**GOAL:** What is the number of lines containing "المهلب"? Give only that number.

(Data excerpts)
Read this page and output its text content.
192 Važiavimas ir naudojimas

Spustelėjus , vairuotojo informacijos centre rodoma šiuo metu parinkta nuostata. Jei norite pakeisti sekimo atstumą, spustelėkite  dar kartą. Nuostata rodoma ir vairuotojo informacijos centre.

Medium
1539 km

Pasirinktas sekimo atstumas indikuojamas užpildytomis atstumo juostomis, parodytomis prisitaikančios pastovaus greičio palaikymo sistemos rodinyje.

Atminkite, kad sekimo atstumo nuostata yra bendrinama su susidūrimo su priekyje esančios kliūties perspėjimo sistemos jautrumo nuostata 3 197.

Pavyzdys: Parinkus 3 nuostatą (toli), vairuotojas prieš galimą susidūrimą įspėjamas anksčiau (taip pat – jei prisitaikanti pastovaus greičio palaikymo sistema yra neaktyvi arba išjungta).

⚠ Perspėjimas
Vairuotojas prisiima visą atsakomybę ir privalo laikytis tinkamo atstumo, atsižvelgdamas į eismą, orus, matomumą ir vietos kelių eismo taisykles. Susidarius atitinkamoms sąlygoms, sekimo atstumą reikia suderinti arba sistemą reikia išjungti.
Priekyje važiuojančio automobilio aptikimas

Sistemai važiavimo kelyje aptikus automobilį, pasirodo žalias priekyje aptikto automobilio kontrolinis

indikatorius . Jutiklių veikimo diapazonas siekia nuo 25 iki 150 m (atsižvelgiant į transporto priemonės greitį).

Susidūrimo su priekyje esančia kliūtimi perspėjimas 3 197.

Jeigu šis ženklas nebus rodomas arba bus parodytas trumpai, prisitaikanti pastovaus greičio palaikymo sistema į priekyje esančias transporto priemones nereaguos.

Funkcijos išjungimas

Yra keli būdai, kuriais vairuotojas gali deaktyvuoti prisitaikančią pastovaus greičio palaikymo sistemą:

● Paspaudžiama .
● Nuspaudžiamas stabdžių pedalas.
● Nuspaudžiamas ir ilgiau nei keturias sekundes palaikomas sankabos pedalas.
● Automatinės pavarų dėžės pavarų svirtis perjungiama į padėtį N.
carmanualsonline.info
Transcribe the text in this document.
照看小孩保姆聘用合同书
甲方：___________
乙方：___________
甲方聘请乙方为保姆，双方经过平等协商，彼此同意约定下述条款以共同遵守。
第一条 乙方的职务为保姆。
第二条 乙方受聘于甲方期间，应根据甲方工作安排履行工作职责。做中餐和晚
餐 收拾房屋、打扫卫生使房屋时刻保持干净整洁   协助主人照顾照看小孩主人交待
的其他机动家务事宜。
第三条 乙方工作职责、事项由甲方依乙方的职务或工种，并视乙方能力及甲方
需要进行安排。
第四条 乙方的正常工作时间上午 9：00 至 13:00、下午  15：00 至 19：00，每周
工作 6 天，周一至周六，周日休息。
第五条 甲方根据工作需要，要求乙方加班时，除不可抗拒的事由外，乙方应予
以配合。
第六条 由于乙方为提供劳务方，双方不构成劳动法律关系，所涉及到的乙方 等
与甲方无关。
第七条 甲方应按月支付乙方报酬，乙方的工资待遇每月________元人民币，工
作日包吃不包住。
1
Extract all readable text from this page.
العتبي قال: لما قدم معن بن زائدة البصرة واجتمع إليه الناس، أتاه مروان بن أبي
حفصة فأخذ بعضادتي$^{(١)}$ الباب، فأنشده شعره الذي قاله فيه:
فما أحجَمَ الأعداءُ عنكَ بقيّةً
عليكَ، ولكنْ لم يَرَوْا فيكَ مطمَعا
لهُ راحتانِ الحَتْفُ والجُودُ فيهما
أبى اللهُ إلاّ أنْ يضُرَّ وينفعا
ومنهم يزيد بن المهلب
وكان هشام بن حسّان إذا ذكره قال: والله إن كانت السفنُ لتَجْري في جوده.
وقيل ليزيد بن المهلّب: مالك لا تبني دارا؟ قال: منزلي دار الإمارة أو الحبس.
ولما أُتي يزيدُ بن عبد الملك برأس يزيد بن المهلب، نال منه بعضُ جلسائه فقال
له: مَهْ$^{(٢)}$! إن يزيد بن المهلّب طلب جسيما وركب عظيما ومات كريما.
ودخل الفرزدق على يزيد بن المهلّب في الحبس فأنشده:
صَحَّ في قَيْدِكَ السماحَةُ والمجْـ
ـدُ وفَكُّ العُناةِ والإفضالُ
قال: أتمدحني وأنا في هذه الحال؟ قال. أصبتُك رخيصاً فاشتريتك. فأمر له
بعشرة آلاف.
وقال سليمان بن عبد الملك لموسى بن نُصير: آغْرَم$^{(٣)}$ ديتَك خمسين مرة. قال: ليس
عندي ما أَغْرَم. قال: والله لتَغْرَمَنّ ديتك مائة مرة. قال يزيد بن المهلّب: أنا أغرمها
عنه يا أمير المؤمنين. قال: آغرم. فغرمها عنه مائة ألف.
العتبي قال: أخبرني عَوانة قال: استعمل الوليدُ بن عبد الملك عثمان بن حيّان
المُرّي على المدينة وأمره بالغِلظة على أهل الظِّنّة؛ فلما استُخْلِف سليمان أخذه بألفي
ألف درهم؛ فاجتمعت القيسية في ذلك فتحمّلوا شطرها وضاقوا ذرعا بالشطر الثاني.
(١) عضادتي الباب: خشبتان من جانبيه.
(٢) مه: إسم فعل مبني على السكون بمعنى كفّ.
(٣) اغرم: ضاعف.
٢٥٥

**TASK ANSWER:** 2